=== GOAL ===
Look for the string "novice" in the lines and copy each line that has it.

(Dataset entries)
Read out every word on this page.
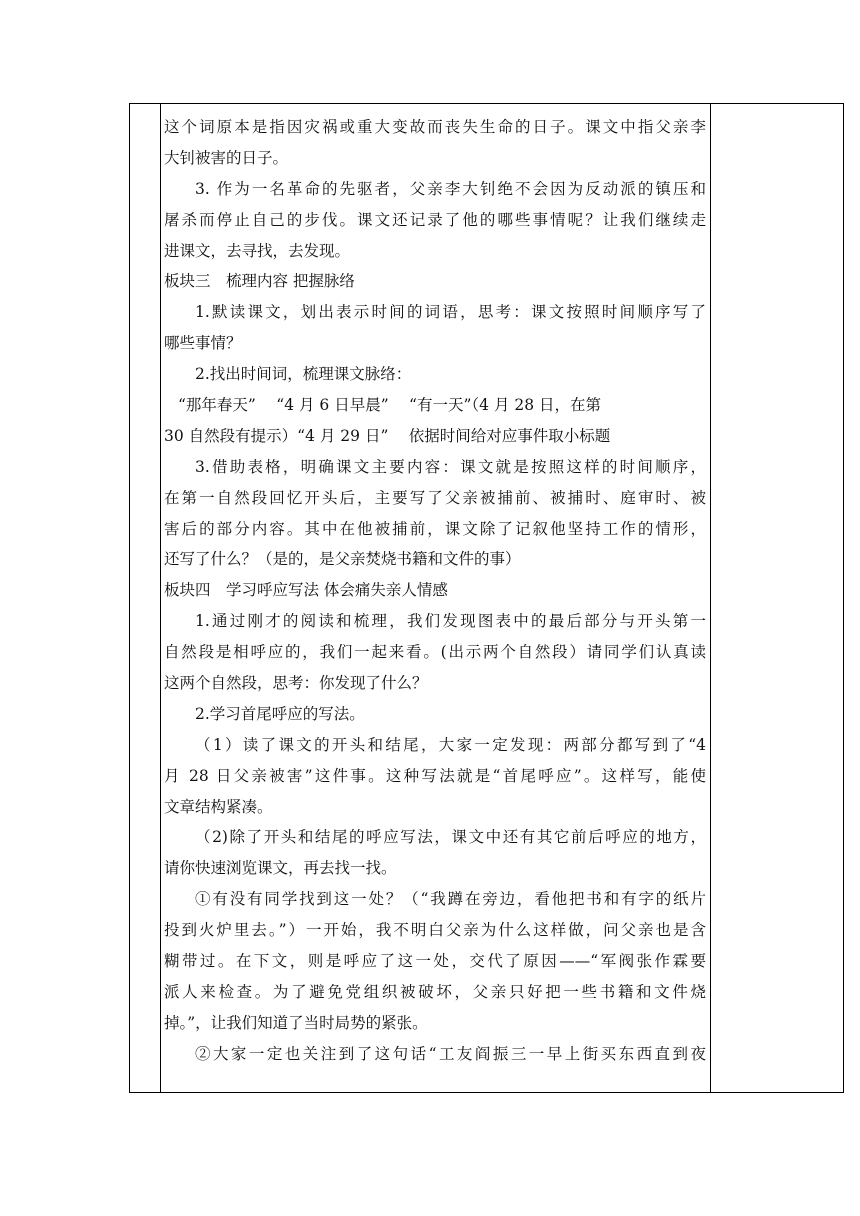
这个词原本是指因灾祸或重大变故而丧失生命的日子。课文中指父亲李
大钊被害的日子。
3. 作为一名革命的先驱者，父亲李大钊绝不会因为反动派的镇压和
屠杀而停止自己的步伐。课文还记录了他的哪些事情呢？让我们继续走
进课文，去寻找，去发现。
板块三　梳理内容 把握脉络
1.默读课文，划出表示时间的词语，思考：课文按照时间顺序写了
哪些事情？
2.找出时间词，梳理课文脉络：
“那年春天”　 “4 月 6 日早晨”　 “有一天”（4 月 28 日，在第
30 自然段有提示）“4 月 29 日”　 依据时间给对应事件取小标题
3.借助表格，明确课文主要内容：课文就是按照这样的时间顺序，
在第一自然段回忆开头后，主要写了父亲被捕前、被捕时、庭审时、被
害后的部分内容。其中在他被捕前，课文除了记叙他坚持工作的情形，
还写了什么？（是的，是父亲焚烧书籍和文件的事）
板块四　学习呼应写法 体会痛失亲人情感
1.通过刚才的阅读和梳理，我们发现图表中的最后部分与开头第一
自然段是相呼应的，我们一起来看。(出示两个自然段）请同学们认真读
这两个自然段，思考：你发现了什么？
2.学习首尾呼应的写法。
（1）读了课文的开头和结尾，大家一定发现：两部分都写到了“4
月 28 日父亲被害”这件事。这种写法就是“首尾呼应”。这样写，能使
文章结构紧凑。
（2)除了开头和结尾的呼应写法，课文中还有其它前后呼应的地方，
请你快速浏览课文，再去找一找。
①有没有同学找到这一处？（“我蹲在旁边，看他把书和有字的纸片
投到火炉里去。”）一开始，我不明白父亲为什么这样做，问父亲也是含
糊带过。在下文，则是呼应了这一处，交代了原因——“军阀张作霖要
派人来检查。为了避免党组织被破坏，父亲只好把一些书籍和文件烧
掉。”，让我们知道了当时局势的紧张。
②大家一定也关注到了这句话“工友阎振三一早上街买东西直到夜
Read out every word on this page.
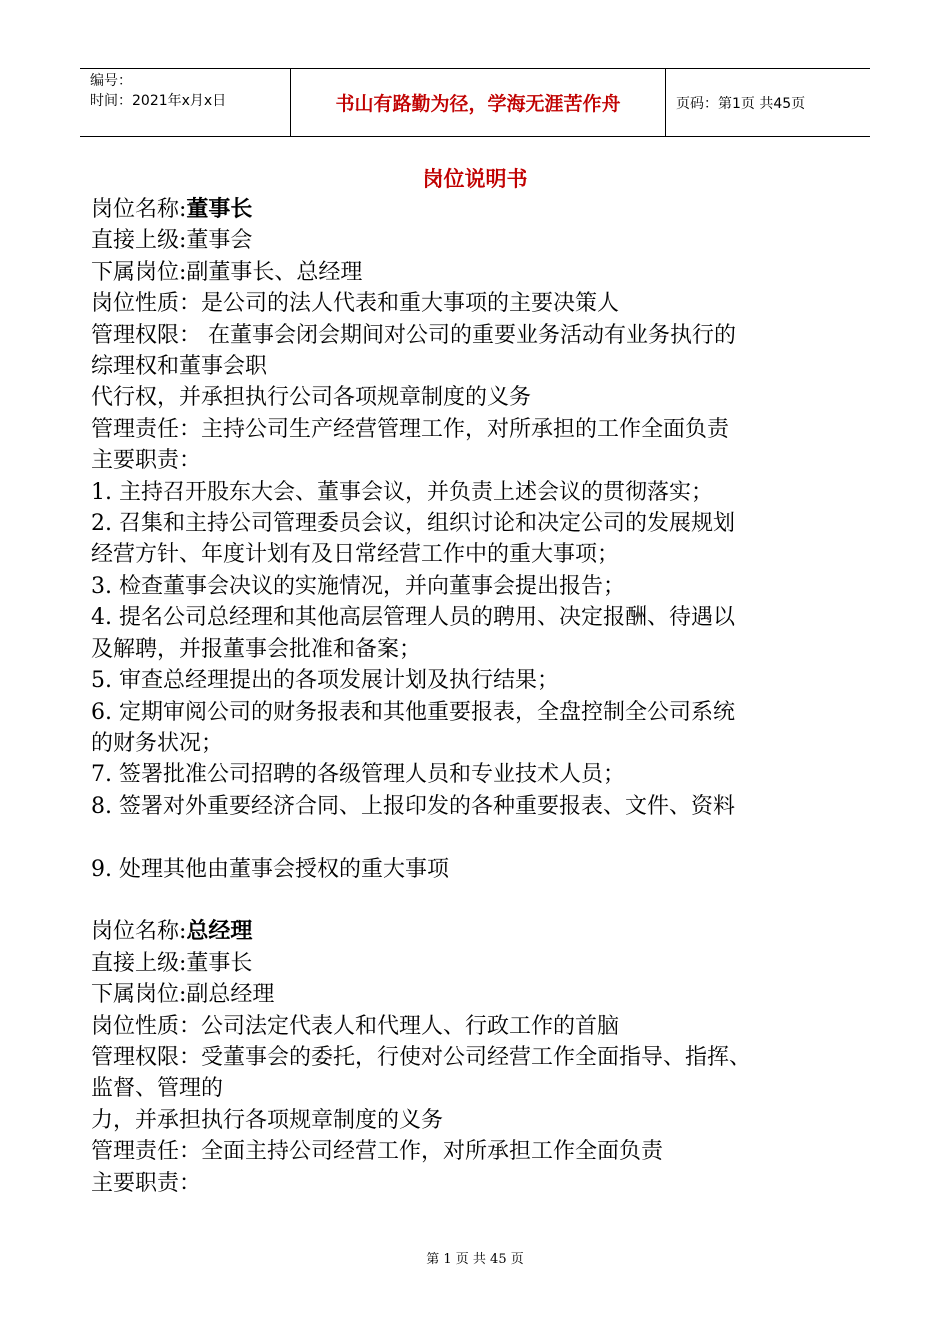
编号：
时间：2021年x月x日	书山有路勤为径，学海无涯苦作舟	页码：第1页 共45页
岗位说明书
岗位名称:董事长
直接上级:董事会
下属岗位:副董事长、总经理
岗位性质：是公司的法人代表和重大事项的主要决策人
管理权限： 在董事会闭会期间对公司的重要业务活动有业务执行的
综理权和董事会职
代行权，并承担执行公司各项规章制度的义务
管理责任：主持公司生产经营管理工作，对所承担的工作全面负责
主要职责：
1. 主持召开股东大会、董事会议，并负责上述会议的贯彻落实；
2. 召集和主持公司管理委员会议，组织讨论和决定公司的发展规划
经营方针、年度计划有及日常经营工作中的重大事项；
3. 检查董事会决议的实施情况，并向董事会提出报告；
4. 提名公司总经理和其他高层管理人员的聘用、决定报酬、待遇以
及解聘，并报董事会批准和备案；
5. 审查总经理提出的各项发展计划及执行结果；
6. 定期审阅公司的财务报表和其他重要报表，全盘控制全公司系统
的财务状况；
7. 签署批准公司招聘的各级管理人员和专业技术人员；
8. 签署对外重要经济合同、上报印发的各种重要报表、文件、资料
9. 处理其他由董事会授权的重大事项
岗位名称:总经理
直接上级:董事长
下属岗位:副总经理
岗位性质：公司法定代表人和代理人、行政工作的首脑
管理权限：受董事会的委托，行使对公司经营工作全面指导、指挥、
监督、管理的
力，并承担执行各项规章制度的义务
管理责任：全面主持公司经营工作，对所承担工作全面负责
主要职责：
第 1 页 共 45 页
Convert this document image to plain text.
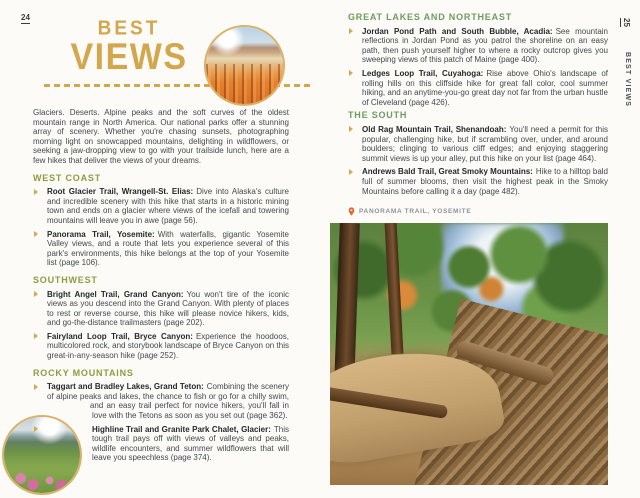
24	BEST
VIEWS

Glaciers. Deserts. Alpine peaks and the soft curves of the oldest mountain range in North America. Our national parks offer a stunning array of scenery. Whether you're chasing sunsets, photographing morning light on snowcapped mountains, delighting in wildflowers, or seeking a jaw-dropping view to go with your trailside lunch, here are a few hikes that deliver the views of your dreams.

WEST COAST
Root Glacier Trail, Wrangell-St. Elias: Dive into Alaska's culture and incredible scenery with this hike that starts in a historic mining town and ends on a glacier where views of the icefall and towering mountains will leave you in awe (page 56).
Panorama Trail, Yosemite: With waterfalls, gigantic Yosemite Valley views, and a route that lets you experience several of this park's environments, this hike belongs at the top of your Yosemite list (page 106).
SOUTHWEST
Bright Angel Trail, Grand Canyon: You won't tire of the iconic views as you descend into the Grand Canyon. With plenty of places to rest or reverse course, this hike will please novice hikers, kids, and go-the-distance trailmasters (page 202).
Fairyland Loop Trail, Bryce Canyon: Experience the hoodoos, multicolored rock, and storybook landscape of Bryce Canyon on this great-in-any-season hike (page 252).
ROCKY MOUNTAINS
Taggart and Bradley Lakes, Grand Teton: Combining the scenery of alpine peaks and lakes, the chance to fish or go for a chilly swim, and an easy trail perfect for novice hikers, you'll fall in love with the Tetons as soon as you set out (page 362).
Highline Trail and Granite Park Chalet, Glacier: This tough trail pays off with views of valleys and peaks, wildlife encounters, and summer wildflowers that will leave you speechless (page 374).
GREAT LAKES AND NORTHEAST
Jordan Pond Path and South Bubble, Acadia: See mountain reflections in Jordan Pond as you patrol the shoreline on an easy path, then push yourself higher to where a rocky outcrop gives you sweeping views of this patch of Maine (page 400).
Ledges Loop Trail, Cuyahoga: Rise above Ohio's landscape of rolling hills on this cliffside hike for great fall color, cool summer hiking, and an anytime-you-go great day not far from the urban hustle of Cleveland (page 426).
THE SOUTH
Old Rag Mountain Trail, Shenandoah: You'll need a permit for this popular, challenging hike, but if scrambling over, under, and around boulders; clinging to various cliff edges; and enjoying staggering summit views is up your alley, put this hike on your list (page 464).
Andrews Bald Trail, Great Smoky Mountains: Hike to a hilltop bald full of summer blooms, then visit the highest peak in the Smoky Mountains before calling it a day (page 482).
PANORAMA TRAIL, YOSEMITE
25
BEST VIEWS
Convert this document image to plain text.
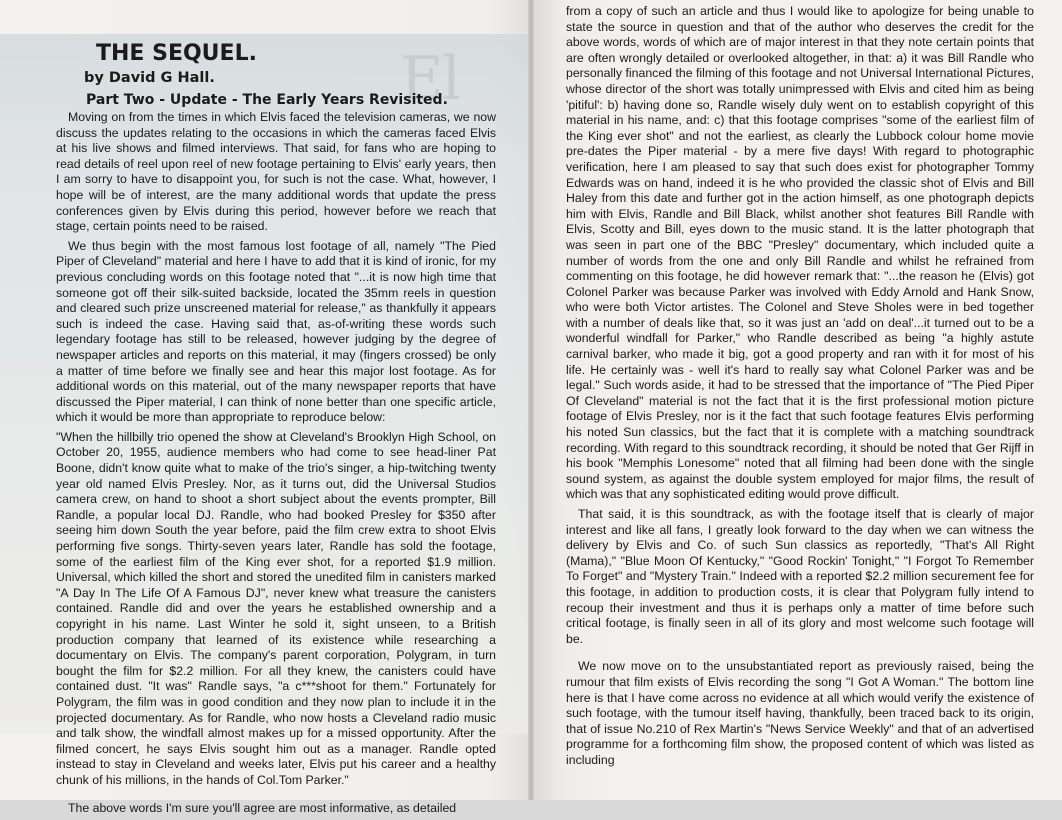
El
THE SEQUEL.
by David G Hall.
Part Two - Update - The Early Years Revisited.

Moving on from the times in which Elvis faced the television cameras, we now discuss the updates relating to the occasions in which the cameras faced Elvis at his live shows and filmed interviews. That said, for fans who are hoping to read details of reel upon reel of new footage pertaining to Elvis' early years, then I am sorry to have to disappoint you, for such is not the case. What, however, I hope will be of interest, are the many additional words that update the press conferences given by Elvis during this period, however before we reach that stage, certain points need to be raised.

We thus begin with the most famous lost footage of all, namely "The Pied Piper of Cleveland" material and here I have to add that it is kind of ironic, for my previous concluding words on this footage noted that "...it is now high time that someone got off their silk-suited backside, located the 35mm reels in question and cleared such prize unscreened material for release," as thankfully it appears such is indeed the case. Having said that, as-of-writing these words such legendary footage has still to be released, however judging by the degree of newspaper articles and reports on this material, it may (fingers crossed) be only a matter of time before we finally see and hear this major lost footage. As for additional words on this material, out of the many newspaper reports that have discussed the Piper material, I can think of none better than one specific article, which it would be more than appropriate to reproduce below:

"When the hillbilly trio opened the show at Cleveland's Brooklyn High School, on October 20, 1955, audience members who had come to see head-liner Pat Boone, didn't know quite what to make of the trio's singer, a hip-twitching twenty year old named Elvis Presley. Nor, as it turns out, did the Universal Studios camera crew, on hand to shoot a short subject about the events prompter, Bill Randle, a popular local DJ. Randle, who had booked Presley for $350 after seeing him down South the year before, paid the film crew extra to shoot Elvis performing five songs. Thirty-seven years later, Randle has sold the footage, some of the earliest film of the King ever shot, for a reported $1.9 million. Universal, which killed the short and stored the unedited film in canisters marked "A Day In The Life Of A Famous DJ", never knew what treasure the canisters contained. Randle did and over the years he established ownership and a copyright in his name. Last Winter he sold it, sight unseen, to a British production company that learned of its existence while researching a documentary on Elvis. The company's parent corporation, Polygram, in turn bought the film for $2.2 million. For all they knew, the canisters could have contained dust. "It was" Randle says, "a c***shoot for them." Fortunately for Polygram, the film was in good condition and they now plan to include it in the projected documentary. As for Randle, who now hosts a Cleveland radio music and talk show, the windfall almost makes up for a missed opportunity. After the filmed concert, he says Elvis sought him out as a manager. Randle opted instead to stay in Cleveland and weeks later, Elvis put his career and a healthy chunk of his millions, in the hands of Col.Tom Parker."

The above words I'm sure you'll agree are most informative, as detailed

from a copy of such an article and thus I would like to apologize for being unable to state the source in question and that of the author who deserves the credit for the above words, words of which are of major interest in that they note certain points that are often wrongly detailed or overlooked altogether, in that: a) it was Bill Randle who personally financed the filming of this footage and not Universal International Pictures, whose director of the short was totally unimpressed with Elvis and cited him as being 'pitiful': b) having done so, Randle wisely duly went on to establish copyright of this material in his name, and: c) that this footage comprises "some of the earliest film of the King ever shot" and not the earliest, as clearly the Lubbock colour home movie pre-dates the Piper material - by a mere five days! With regard to photographic verification, here I am pleased to say that such does exist for photographer Tommy Edwards was on hand, indeed it is he who provided the classic shot of Elvis and Bill Haley from this date and further got in the action himself, as one photograph depicts him with Elvis, Randle and Bill Black, whilst another shot features Bill Randle with Elvis, Scotty and Bill, eyes down to the music stand. It is the latter photograph that was seen in part one of the BBC "Presley" documentary, which included quite a number of words from the one and only Bill Randle and whilst he refrained from commenting on this footage, he did however remark that: "...the reason he (Elvis) got Colonel Parker was because Parker was involved with Eddy Arnold and Hank Snow, who were both Victor artistes. The Colonel and Steve Sholes were in bed together with a number of deals like that, so it was just an 'add on deal'...it turned out to be a wonderful windfall for Parker," who Randle described as being "a highly astute carnival barker, who made it big, got a good property and ran with it for most of his life. He certainly was - well it's hard to really say what Colonel Parker was and be legal." Such words aside, it had to be stressed that the importance of "The Pied Piper Of Cleveland" material is not the fact that it is the first professional motion picture footage of Elvis Presley, nor is it the fact that such footage features Elvis performing his noted Sun classics, but the fact that it is complete with a matching soundtrack recording. With regard to this soundtrack recording, it should be noted that Ger Rijff in his book "Memphis Lonesome" noted that all filming had been done with the single sound system, as against the double system employed for major films, the result of which was that any sophisticated editing would prove difficult.

That said, it is this soundtrack, as with the footage itself that is clearly of major interest and like all fans, I greatly look forward to the day when we can witness the delivery by Elvis and Co. of such Sun classics as reportedly, "That's All Right (Mama)," "Blue Moon Of Kentucky," "Good Rockin' Tonight," "I Forgot To Remember To Forget" and "Mystery Train." Indeed with a reported $2.2 million securement fee for this footage, in addition to production costs, it is clear that Polygram fully intend to recoup their investment and thus it is perhaps only a matter of time before such critical footage, is finally seen in all of its glory and most welcome such footage will be.

We now move on to the unsubstantiated report as previously raised, being the rumour that film exists of Elvis recording the song "I Got A Woman." The bottom line here is that I have come across no evidence at all which would verify the existence of such footage, with the tumour itself having, thankfully, been traced back to its origin, that of issue No.210 of Rex Martin's "News Service Weekly" and that of an advertised programme for a forthcoming film show, the proposed content of which was listed as including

=== SOLVED PROBLEM ===
Bright Angel Trail, Grand Canyon: You won't tire of the iconic views as you descend into the Grand Canyon. With plenty of places to rest or reverse course, this hike will please novice hikers, kids, and go-the-distance trailmasters (page 202).
Taggart and Bradley Lakes, Grand Teton: Combining the scenery of alpine peaks and lakes, the chance to fish or go for a chilly swim, and an easy trail perfect for novice hikers, you'll fall in love with the Tetons as soon as you set out (page 362).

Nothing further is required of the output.